“Tributo y Comercio”

En esta sala se pueden apreciar objetos producto del tributo, impuesto a través de la guerra y también del comercio que los mexicas mantuvieron con diversos pueblos y que fueron depositados en las ofrendas por su valor simbólico. Algunas regiones fueron muy importantes para la actividad económica mexica, como por ejemplo, los yacimientos de obsidiana de la Sierra de las Navajas, en el actual estado de Hidalgo, y la zona de Otumba, en el Estado de México, principalmente.

Con la obsidiana se fabricaban numerosos objetos: cetros, cuentas, orejeras, narigueras, bezotes, cuchillos, puntas de proyectil, navajillas, etc. La piedra blanca conocida como tecalli, provenía del actual estado de Puebla. La calidad de este material y su transparencia permitió elaborar objetos de gran belleza artística, entre los que destaca una máscara antropomorfa con aplicaciones de concha, figuras en miniatura y representaciones del dios Xiuhtecuhtli.

▶ [Datos del conjunto]
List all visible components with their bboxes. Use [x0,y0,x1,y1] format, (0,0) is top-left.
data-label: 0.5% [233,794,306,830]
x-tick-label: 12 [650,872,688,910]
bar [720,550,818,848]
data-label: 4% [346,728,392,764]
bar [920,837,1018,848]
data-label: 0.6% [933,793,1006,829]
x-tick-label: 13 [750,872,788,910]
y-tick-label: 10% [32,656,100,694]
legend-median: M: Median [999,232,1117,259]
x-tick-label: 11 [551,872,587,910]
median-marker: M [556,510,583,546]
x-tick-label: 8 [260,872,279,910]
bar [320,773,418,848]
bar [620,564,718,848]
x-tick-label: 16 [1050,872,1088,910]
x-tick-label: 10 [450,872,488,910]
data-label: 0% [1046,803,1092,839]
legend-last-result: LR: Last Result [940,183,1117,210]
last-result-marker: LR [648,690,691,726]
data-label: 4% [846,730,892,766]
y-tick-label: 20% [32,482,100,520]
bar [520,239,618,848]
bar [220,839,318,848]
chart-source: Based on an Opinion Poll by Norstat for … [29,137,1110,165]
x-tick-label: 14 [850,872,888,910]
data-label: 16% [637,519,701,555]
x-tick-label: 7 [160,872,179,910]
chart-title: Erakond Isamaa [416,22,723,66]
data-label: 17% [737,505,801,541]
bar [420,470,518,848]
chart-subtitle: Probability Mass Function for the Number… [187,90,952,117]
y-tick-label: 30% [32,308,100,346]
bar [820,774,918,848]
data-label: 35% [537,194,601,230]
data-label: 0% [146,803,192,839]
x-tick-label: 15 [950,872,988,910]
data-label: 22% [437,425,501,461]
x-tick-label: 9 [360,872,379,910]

▶ [Lo que se pide]
Cita del fragmento, sin cambiar nada, el pasaje que empieza en "En esta sala" y termina en "de México, principalmente.". Para responder, básate solo en el fragmento.

▶ [Resultado del ejercicio]
En esta sala se pueden apreciar objetos producto del tributo, impuesto a través de la guerra y también del comercio que los mexicas mantuvieron con diversos pueblos y que fueron depositados en las ofrendas por su valor simbólico. Algunas regiones fueron muy importantes para la actividad económica mexica, como por ejemplo, los yacimientos de obsidiana de la Sierra de las Navajas, en el actual estado de Hidalgo, y la zona de Otumba, en el Estado de México, principalmente.